Your task is to retype each line of the data below exactly.

Data supplied start

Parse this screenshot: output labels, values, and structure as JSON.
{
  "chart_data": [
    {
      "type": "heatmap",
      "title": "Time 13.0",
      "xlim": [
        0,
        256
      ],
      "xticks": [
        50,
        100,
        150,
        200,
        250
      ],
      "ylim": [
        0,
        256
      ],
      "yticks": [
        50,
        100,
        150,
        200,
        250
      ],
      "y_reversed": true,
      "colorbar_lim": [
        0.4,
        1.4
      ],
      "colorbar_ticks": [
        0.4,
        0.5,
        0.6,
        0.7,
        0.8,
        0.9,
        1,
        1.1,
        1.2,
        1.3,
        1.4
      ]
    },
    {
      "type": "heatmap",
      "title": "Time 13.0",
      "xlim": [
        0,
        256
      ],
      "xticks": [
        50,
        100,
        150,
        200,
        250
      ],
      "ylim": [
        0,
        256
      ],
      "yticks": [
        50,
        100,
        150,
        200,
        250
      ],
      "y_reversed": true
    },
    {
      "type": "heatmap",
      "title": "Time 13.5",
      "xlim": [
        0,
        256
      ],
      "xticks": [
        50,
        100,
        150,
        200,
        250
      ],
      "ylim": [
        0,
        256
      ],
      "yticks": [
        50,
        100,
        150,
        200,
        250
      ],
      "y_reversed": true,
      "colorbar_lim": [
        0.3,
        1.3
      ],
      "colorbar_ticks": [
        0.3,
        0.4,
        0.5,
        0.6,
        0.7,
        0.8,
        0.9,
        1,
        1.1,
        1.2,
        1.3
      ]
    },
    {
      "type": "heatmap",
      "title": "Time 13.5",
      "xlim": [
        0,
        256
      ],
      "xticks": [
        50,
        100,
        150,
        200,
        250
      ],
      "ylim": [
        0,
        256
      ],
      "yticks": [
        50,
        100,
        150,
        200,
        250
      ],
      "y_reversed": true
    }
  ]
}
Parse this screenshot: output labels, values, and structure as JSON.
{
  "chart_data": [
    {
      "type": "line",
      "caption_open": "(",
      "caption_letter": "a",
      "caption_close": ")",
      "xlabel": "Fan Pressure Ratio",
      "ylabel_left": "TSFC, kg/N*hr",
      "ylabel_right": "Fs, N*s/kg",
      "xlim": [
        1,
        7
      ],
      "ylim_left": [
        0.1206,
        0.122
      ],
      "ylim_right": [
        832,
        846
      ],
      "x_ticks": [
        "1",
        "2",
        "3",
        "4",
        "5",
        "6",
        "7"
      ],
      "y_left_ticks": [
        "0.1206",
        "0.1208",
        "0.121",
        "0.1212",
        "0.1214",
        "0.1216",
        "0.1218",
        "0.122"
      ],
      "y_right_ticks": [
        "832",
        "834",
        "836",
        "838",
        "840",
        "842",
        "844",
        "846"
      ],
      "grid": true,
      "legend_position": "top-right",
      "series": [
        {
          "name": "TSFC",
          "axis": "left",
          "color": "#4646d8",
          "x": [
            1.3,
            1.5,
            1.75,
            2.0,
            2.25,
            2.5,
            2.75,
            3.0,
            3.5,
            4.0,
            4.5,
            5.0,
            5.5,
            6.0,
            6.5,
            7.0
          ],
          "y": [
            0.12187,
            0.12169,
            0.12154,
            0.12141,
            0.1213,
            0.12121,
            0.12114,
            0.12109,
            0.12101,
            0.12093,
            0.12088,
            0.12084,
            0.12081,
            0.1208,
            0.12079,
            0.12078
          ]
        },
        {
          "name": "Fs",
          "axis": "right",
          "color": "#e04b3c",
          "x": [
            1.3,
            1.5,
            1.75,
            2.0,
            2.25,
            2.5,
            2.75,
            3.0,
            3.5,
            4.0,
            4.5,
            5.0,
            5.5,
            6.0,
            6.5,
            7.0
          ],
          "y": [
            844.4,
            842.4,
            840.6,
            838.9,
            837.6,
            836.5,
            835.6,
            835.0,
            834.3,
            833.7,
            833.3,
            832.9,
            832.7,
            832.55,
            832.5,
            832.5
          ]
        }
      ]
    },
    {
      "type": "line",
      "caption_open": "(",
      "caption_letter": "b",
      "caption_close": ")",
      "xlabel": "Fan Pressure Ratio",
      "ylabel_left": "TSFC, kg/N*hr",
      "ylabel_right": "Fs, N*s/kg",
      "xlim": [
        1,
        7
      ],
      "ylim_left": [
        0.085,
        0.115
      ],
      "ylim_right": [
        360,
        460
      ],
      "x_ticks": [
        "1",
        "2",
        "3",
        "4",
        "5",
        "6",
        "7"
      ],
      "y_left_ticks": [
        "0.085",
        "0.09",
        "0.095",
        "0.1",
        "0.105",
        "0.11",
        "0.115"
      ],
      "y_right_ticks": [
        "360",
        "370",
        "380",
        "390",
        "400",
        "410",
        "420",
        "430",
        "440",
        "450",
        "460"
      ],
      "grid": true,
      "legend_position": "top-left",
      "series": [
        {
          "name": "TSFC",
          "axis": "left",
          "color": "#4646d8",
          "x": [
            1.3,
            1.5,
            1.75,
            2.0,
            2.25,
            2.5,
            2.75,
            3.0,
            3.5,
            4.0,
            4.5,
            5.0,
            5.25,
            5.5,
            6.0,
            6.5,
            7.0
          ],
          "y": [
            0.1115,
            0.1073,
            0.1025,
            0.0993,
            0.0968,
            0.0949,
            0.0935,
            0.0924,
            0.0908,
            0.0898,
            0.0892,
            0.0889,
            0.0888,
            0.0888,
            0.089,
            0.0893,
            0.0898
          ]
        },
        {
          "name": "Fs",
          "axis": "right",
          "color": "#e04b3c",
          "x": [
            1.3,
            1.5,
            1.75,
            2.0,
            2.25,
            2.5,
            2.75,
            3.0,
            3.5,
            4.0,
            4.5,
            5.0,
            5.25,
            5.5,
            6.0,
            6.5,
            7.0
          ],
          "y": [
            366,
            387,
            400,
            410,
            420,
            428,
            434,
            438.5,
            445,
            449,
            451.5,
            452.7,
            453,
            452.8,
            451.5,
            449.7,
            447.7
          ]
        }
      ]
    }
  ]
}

Data supplied end

• Written answer:
Parse this screenshot: output labels, values, and structure as JSON.
{
  "chart_data": [
    {
      "type": "heatmap",
      "title": "Time 13.0",
      "xlim": [
        0,
        256
      ],
      "xticks": [
        50,
        100,
        150,
        200,
        250
      ],
      "ylim": [
        0,
        256
      ],
      "yticks": [
        50,
        100,
        150,
        200,
        250
      ],
      "y_reversed": true,
      "colorbar_lim": [
        0.4,
        1.4
      ],
      "colorbar_ticks": [
        0.4,
        0.5,
        0.6,
        0.7,
        0.8,
        0.9,
        1,
        1.1,
        1.2,
        1.3,
        1.4
      ]
    },
    {
      "type": "heatmap",
      "title": "Time 13.0",
      "xlim": [
        0,
        256
      ],
      "xticks": [
        50,
        100,
        150,
        200,
        250
      ],
      "ylim": [
        0,
        256
      ],
      "yticks": [
        50,
        100,
        150,
        200,
        250
      ],
      "y_reversed": true
    },
    {
      "type": "heatmap",
      "title": "Time 13.5",
      "xlim": [
        0,
        256
      ],
      "xticks": [
        50,
        100,
        150,
        200,
        250
      ],
      "ylim": [
        0,
        256
      ],
      "yticks": [
        50,
        100,
        150,
        200,
        250
      ],
      "y_reversed": true,
      "colorbar_lim": [
        0.3,
        1.3
      ],
      "colorbar_ticks": [
        0.3,
        0.4,
        0.5,
        0.6,
        0.7,
        0.8,
        0.9,
        1,
        1.1,
        1.2,
        1.3
      ]
    },
    {
      "type": "heatmap",
      "title": "Time 13.5",
      "xlim": [
        0,
        256
      ],
      "xticks": [
        50,
        100,
        150,
        200,
        250
      ],
      "ylim": [
        0,
        256
      ],
      "yticks": [
        50,
        100,
        150,
        200,
        250
      ],
      "y_reversed": true
    }
  ]
}
Parse this screenshot: output labels, values, and structure as JSON.
{
  "chart_data": [
    {
      "type": "line",
      "caption_open": "(",
      "caption_letter": "a",
      "caption_close": ")",
      "xlabel": "Fan Pressure Ratio",
      "ylabel_left": "TSFC, kg/N*hr",
      "ylabel_right": "Fs, N*s/kg",
      "xlim": [
        1,
        7
      ],
      "ylim_left": [
        0.1206,
        0.122
      ],
      "ylim_right": [
        832,
        846
      ],
      "x_ticks": [
        "1",
        "2",
        "3",
        "4",
        "5",
        "6",
        "7"
      ],
      "y_left_ticks": [
        "0.1206",
        "0.1208",
        "0.121",
        "0.1212",
        "0.1214",
        "0.1216",
        "0.1218",
        "0.122"
      ],
      "y_right_ticks": [
        "832",
        "834",
        "836",
        "838",
        "840",
        "842",
        "844",
        "846"
      ],
      "grid": true,
      "legend_position": "top-right",
      "series": [
        {
          "name": "TSFC",
          "axis": "left",
          "color": "#4646d8",
          "x": [
            1.3,
            1.5,
            1.75,
            2.0,
            2.25,
            2.5,
            2.75,
            3.0,
            3.5,
            4.0,
            4.5,
            5.0,
            5.5,
            6.0,
            6.5,
            7.0
          ],
          "y": [
            0.12187,
            0.12169,
            0.12154,
            0.12141,
            0.1213,
            0.12121,
            0.12114,
            0.12109,
            0.12101,
            0.12093,
            0.12088,
            0.12084,
            0.12081,
            0.1208,
            0.12079,
            0.12078
          ]
        },
        {
          "name": "Fs",
          "axis": "right",
          "color": "#e04b3c",
          "x": [
            1.3,
            1.5,
            1.75,
            2.0,
            2.25,
            2.5,
            2.75,
            3.0,
            3.5,
            4.0,
            4.5,
            5.0,
            5.5,
            6.0,
            6.5,
            7.0
          ],
          "y": [
            844.4,
            842.4,
            840.6,
            838.9,
            837.6,
            836.5,
            835.6,
            835.0,
            834.3,
            833.7,
            833.3,
            832.9,
            832.7,
            832.55,
            832.5,
            832.5
          ]
        }
      ]
    },
    {
      "type": "line",
      "caption_open": "(",
      "caption_letter": "b",
      "caption_close": ")",
      "xlabel": "Fan Pressure Ratio",
      "ylabel_left": "TSFC, kg/N*hr",
      "ylabel_right": "Fs, N*s/kg",
      "xlim": [
        1,
        7
      ],
      "ylim_left": [
        0.085,
        0.115
      ],
      "ylim_right": [
        360,
        460
      ],
      "x_ticks": [
        "1",
        "2",
        "3",
        "4",
        "5",
        "6",
        "7"
      ],
      "y_left_ticks": [
        "0.085",
        "0.09",
        "0.095",
        "0.1",
        "0.105",
        "0.11",
        "0.115"
      ],
      "y_right_ticks": [
        "360",
        "370",
        "380",
        "390",
        "400",
        "410",
        "420",
        "430",
        "440",
        "450",
        "460"
      ],
      "grid": true,
      "legend_position": "top-left",
      "series": [
        {
          "name": "TSFC",
          "axis": "left",
          "color": "#4646d8",
          "x": [
            1.3,
            1.5,
            1.75,
            2.0,
            2.25,
            2.5,
            2.75,
            3.0,
            3.5,
            4.0,
            4.5,
            5.0,
            5.25,
            5.5,
            6.0,
            6.5,
            7.0
          ],
          "y": [
            0.1115,
            0.1073,
            0.1025,
            0.0993,
            0.0968,
            0.0949,
            0.0935,
            0.0924,
            0.0908,
            0.0898,
            0.0892,
            0.0889,
            0.0888,
            0.0888,
            0.089,
            0.0893,
            0.0898
          ]
        },
        {
          "name": "Fs",
          "axis": "right",
          "color": "#e04b3c",
          "x": [
            1.3,
            1.5,
            1.75,
            2.0,
            2.25,
            2.5,
            2.75,
            3.0,
            3.5,
            4.0,
            4.5,
            5.0,
            5.25,
            5.5,
            6.0,
            6.5,
            7.0
          ],
          "y": [
            366,
            387,
            400,
            410,
            420,
            428,
            434,
            438.5,
            445,
            449,
            451.5,
            452.7,
            453,
            452.8,
            451.5,
            449.7,
            447.7
          ]
        }
      ]
    }
  ]
}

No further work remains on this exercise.